Job: Quote the whole listing word for word, please.
......
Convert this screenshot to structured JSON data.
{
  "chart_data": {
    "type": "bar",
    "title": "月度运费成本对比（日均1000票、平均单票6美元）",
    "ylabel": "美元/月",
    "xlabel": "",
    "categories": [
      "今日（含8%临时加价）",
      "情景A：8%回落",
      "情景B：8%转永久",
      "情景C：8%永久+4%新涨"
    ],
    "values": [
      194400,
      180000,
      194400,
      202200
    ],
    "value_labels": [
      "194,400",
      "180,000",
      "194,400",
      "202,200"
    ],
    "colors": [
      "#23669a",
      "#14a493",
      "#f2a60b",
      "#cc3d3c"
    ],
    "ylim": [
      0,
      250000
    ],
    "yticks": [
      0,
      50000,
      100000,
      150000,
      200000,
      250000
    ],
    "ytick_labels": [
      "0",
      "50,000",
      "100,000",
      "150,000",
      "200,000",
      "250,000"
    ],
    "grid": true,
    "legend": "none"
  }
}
......
Finished task:
Convert this screenshot to structured JSON data.
{
  "chart_data": {
    "type": "bar",
    "title": "月度运费成本对比（日均1000票、平均单票6美元）",
    "ylabel": "美元/月",
    "xlabel": "",
    "categories": [
      "今日（含8%临时加价）",
      "情景A：8%回落",
      "情景B：8%转永久",
      "情景C：8%永久+4%新涨"
    ],
    "values": [
      194400,
      180000,
      194400,
      202200
    ],
    "value_labels": [
      "194,400",
      "180,000",
      "194,400",
      "202,200"
    ],
    "colors": [
      "#23669a",
      "#14a493",
      "#f2a60b",
      "#cc3d3c"
    ],
    "ylim": [
      0,
      250000
    ],
    "yticks": [
      0,
      50000,
      100000,
      150000,
      200000,
      250000
    ],
    "ytick_labels": [
      "0",
      "50,000",
      "100,000",
      "150,000",
      "200,000",
      "250,000"
    ],
    "grid": true,
    "legend": "none"
  }
}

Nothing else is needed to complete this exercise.